Look through the records below and collect all lines that hold the string "para".

==== RECORDS PROVIDED ====

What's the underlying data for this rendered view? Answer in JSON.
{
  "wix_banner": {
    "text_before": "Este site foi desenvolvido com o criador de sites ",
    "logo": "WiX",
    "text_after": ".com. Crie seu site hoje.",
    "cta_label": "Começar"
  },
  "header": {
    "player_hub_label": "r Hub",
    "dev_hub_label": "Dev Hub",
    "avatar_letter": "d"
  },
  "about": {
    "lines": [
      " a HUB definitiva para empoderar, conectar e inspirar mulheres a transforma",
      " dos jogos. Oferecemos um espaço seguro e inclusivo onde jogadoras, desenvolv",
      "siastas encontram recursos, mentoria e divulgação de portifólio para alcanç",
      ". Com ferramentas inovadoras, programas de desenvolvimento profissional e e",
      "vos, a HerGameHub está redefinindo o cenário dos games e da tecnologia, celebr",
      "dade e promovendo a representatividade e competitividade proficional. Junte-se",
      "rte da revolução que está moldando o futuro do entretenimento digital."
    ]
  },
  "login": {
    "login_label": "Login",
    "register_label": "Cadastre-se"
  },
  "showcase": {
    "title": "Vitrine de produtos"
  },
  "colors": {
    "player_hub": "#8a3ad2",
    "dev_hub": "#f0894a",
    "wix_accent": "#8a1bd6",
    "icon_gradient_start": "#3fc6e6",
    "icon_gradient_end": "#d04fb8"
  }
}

====

- **FINISHED ANSWER**
      " a HUB definitiva para empoderar, conectar e inspirar mulheres a transforma",
      "siastas encontram recursos, mentoria e divulgação de portifólio para alcanç",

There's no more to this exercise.